Exercise aim> Skip the pictures and quote all of the lines exactly.

Given entries>
____

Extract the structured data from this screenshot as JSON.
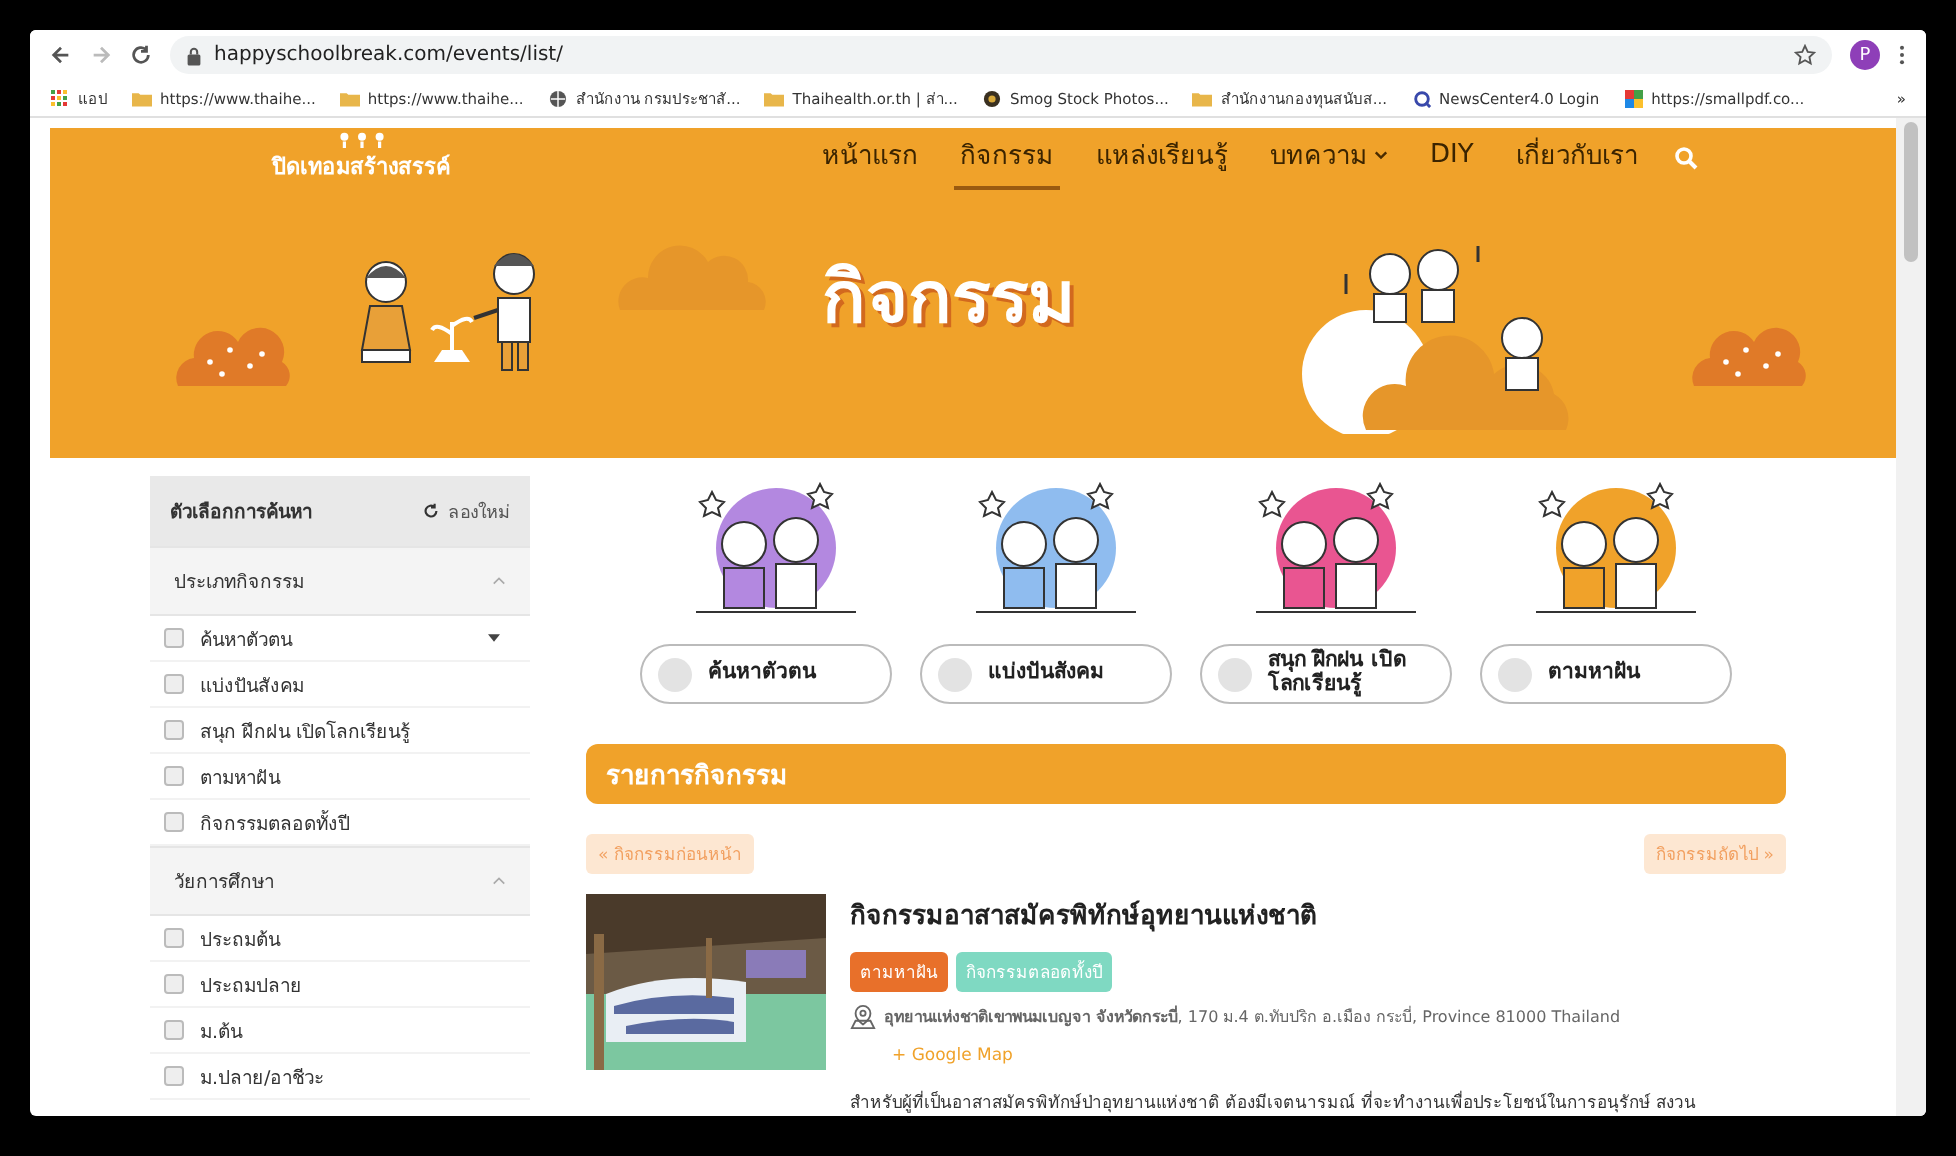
{
  "browser": {
    "url": "happyschoolbreak.com/events/list/",
    "profile_initial": "P",
    "bookmarks": [
      {
        "label": "แอป",
        "kind": "apps"
      },
      {
        "label": "https://www.thaihe...",
        "kind": "folder"
      },
      {
        "label": "https://www.thaihe...",
        "kind": "folder"
      },
      {
        "label": "สำนักงาน กรมประชาสั...",
        "kind": "globe"
      },
      {
        "label": "Thaihealth.or.th | ส่า...",
        "kind": "folder"
      },
      {
        "label": "Smog Stock Photos...",
        "kind": "dot"
      },
      {
        "label": "สำนักงานกองทุนสนับส...",
        "kind": "folder"
      },
      {
        "label": "NewsCenter4.0 Login",
        "kind": "swirl"
      },
      {
        "label": "https://smallpdf.co...",
        "kind": "tiles"
      }
    ],
    "more": "»"
  },
  "site": {
    "logo": "ปิดเทอมสร้างสรรค์",
    "nav": [
      {
        "label": "หน้าแรก",
        "selected": false,
        "dropdown": false
      },
      {
        "label": "กิจกรรม",
        "selected": true,
        "dropdown": false
      },
      {
        "label": "แหล่งเรียนรู้",
        "selected": false,
        "dropdown": false
      },
      {
        "label": "บทความ",
        "selected": false,
        "dropdown": true
      },
      {
        "label": "DIY",
        "selected": false,
        "dropdown": false
      },
      {
        "label": "เกี่ยวกับเรา",
        "selected": false,
        "dropdown": false
      }
    ],
    "hero_title": "กิจกรรม"
  },
  "sidebar": {
    "title": "ตัวเลือกการค้นหา",
    "reset": "ลองใหม่",
    "sections": [
      {
        "title": "ประเภทกิจกรรม",
        "expanded": true,
        "options": [
          {
            "label": "ค้นหาตัวตน",
            "checked": false,
            "dropdown": true
          },
          {
            "label": "แบ่งปันสังคม",
            "checked": false,
            "dropdown": false
          },
          {
            "label": "สนุก ฝึกฝน เปิดโลกเรียนรู้",
            "checked": false,
            "dropdown": false
          },
          {
            "label": "ตามหาฝัน",
            "checked": false,
            "dropdown": false
          },
          {
            "label": "กิจกรรมตลอดทั้งปี",
            "checked": false,
            "dropdown": false
          }
        ]
      },
      {
        "title": "วัยการศึกษา",
        "expanded": true,
        "options": [
          {
            "label": "ประถมต้น",
            "checked": false,
            "dropdown": false
          },
          {
            "label": "ประถมปลาย",
            "checked": false,
            "dropdown": false
          },
          {
            "label": "ม.ต้น",
            "checked": false,
            "dropdown": false
          },
          {
            "label": "ม.ปลาย/อาชีวะ",
            "checked": false,
            "dropdown": false
          }
        ]
      }
    ]
  },
  "categories": [
    {
      "label": "ค้นหาตัวตน",
      "color": "#b388e0",
      "selected": false
    },
    {
      "label": "แบ่งปันสังคม",
      "color": "#8fbcef",
      "selected": false
    },
    {
      "label": "สนุก ฝึกฝน เปิดโลกเรียนรู้",
      "color": "#e95591",
      "selected": false
    },
    {
      "label": "ตามหาฝัน",
      "color": "#f0a22a",
      "selected": false
    }
  ],
  "list": {
    "title": "รายการกิจกรรม",
    "prev": "« กิจกรรมก่อนหน้า",
    "next": "กิจกรรมถัดไป »",
    "event": {
      "title": "กิจกรรมอาสาสมัครพิทักษ์อุทยานแห่งชาติ",
      "tags": [
        {
          "label": "ตามหาฝัน",
          "color": "#e8702a"
        },
        {
          "label": "กิจกรรมตลอดทั้งปี",
          "color": "#7fd9c2"
        }
      ],
      "address": "**อุทยานแห่งชาติเขาพนมเบญจา จังหวัดกระบี่**, 170 ม.4 ต.ทับปริก อ.เมือง กระบี่, Province 81000 Thailand",
      "map_link": "+ Google Map",
      "description": "สำหรับผู้ที่เป็นอาสาสมัครพิทักษ์ป่าอุทยานแห่งชาติ ต้องมีเจตนารมณ์ ที่จะทำงานเพื่อประโยชน์ในการอนุรักษ์ สงวน"
    }
  }
}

____

Output below>
Extract the structured data from this screenshot as JSON.
{
  "browser": {
    "url": "happyschoolbreak.com/events/list/",
    "profile_initial": "P",
    "bookmarks": [
      {
        "label": "แอป",
        "kind": "apps"
      },
      {
        "label": "https://www.thaihe...",
        "kind": "folder"
      },
      {
        "label": "https://www.thaihe...",
        "kind": "folder"
      },
      {
        "label": "สำนักงาน กรมประชาสั...",
        "kind": "globe"
      },
      {
        "label": "Thaihealth.or.th | ส่า...",
        "kind": "folder"
      },
      {
        "label": "Smog Stock Photos...",
        "kind": "dot"
      },
      {
        "label": "สำนักงานกองทุนสนับส...",
        "kind": "folder"
      },
      {
        "label": "NewsCenter4.0 Login",
        "kind": "swirl"
      },
      {
        "label": "https://smallpdf.co...",
        "kind": "tiles"
      }
    ],
    "more": "»"
  },
  "site": {
    "logo": "ปิดเทอมสร้างสรรค์",
    "nav": [
      {
        "label": "หน้าแรก",
        "selected": false,
        "dropdown": false
      },
      {
        "label": "กิจกรรม",
        "selected": true,
        "dropdown": false
      },
      {
        "label": "แหล่งเรียนรู้",
        "selected": false,
        "dropdown": false
      },
      {
        "label": "บทความ",
        "selected": false,
        "dropdown": true
      },
      {
        "label": "DIY",
        "selected": false,
        "dropdown": false
      },
      {
        "label": "เกี่ยวกับเรา",
        "selected": false,
        "dropdown": false
      }
    ],
    "hero_title": "กิจกรรม"
  },
  "sidebar": {
    "title": "ตัวเลือกการค้นหา",
    "reset": "ลองใหม่",
    "sections": [
      {
        "title": "ประเภทกิจกรรม",
        "expanded": true,
        "options": [
          {
            "label": "ค้นหาตัวตน",
            "checked": false,
            "dropdown": true
          },
          {
            "label": "แบ่งปันสังคม",
            "checked": false,
            "dropdown": false
          },
          {
            "label": "สนุก ฝึกฝน เปิดโลกเรียนรู้",
            "checked": false,
            "dropdown": false
          },
          {
            "label": "ตามหาฝัน",
            "checked": false,
            "dropdown": false
          },
          {
            "label": "กิจกรรมตลอดทั้งปี",
            "checked": false,
            "dropdown": false
          }
        ]
      },
      {
        "title": "วัยการศึกษา",
        "expanded": true,
        "options": [
          {
            "label": "ประถมต้น",
            "checked": false,
            "dropdown": false
          },
          {
            "label": "ประถมปลาย",
            "checked": false,
            "dropdown": false
          },
          {
            "label": "ม.ต้น",
            "checked": false,
            "dropdown": false
          },
          {
            "label": "ม.ปลาย/อาชีวะ",
            "checked": false,
            "dropdown": false
          }
        ]
      }
    ]
  },
  "categories": [
    {
      "label": "ค้นหาตัวตน",
      "color": "#b388e0",
      "selected": false
    },
    {
      "label": "แบ่งปันสังคม",
      "color": "#8fbcef",
      "selected": false
    },
    {
      "label": "สนุก ฝึกฝน เปิดโลกเรียนรู้",
      "color": "#e95591",
      "selected": false
    },
    {
      "label": "ตามหาฝัน",
      "color": "#f0a22a",
      "selected": false
    }
  ],
  "list": {
    "title": "รายการกิจกรรม",
    "prev": "« กิจกรรมก่อนหน้า",
    "next": "กิจกรรมถัดไป »",
    "event": {
      "title": "กิจกรรมอาสาสมัครพิทักษ์อุทยานแห่งชาติ",
      "tags": [
        {
          "label": "ตามหาฝัน",
          "color": "#e8702a"
        },
        {
          "label": "กิจกรรมตลอดทั้งปี",
          "color": "#7fd9c2"
        }
      ],
      "address": "**อุทยานแห่งชาติเขาพนมเบญจา จังหวัดกระบี่**, 170 ม.4 ต.ทับปริก อ.เมือง กระบี่, Province 81000 Thailand",
      "map_link": "+ Google Map",
      "description": "สำหรับผู้ที่เป็นอาสาสมัครพิทักษ์ป่าอุทยานแห่งชาติ ต้องมีเจตนารมณ์ ที่จะทำงานเพื่อประโยชน์ในการอนุรักษ์ สงวน"
    }
  }
}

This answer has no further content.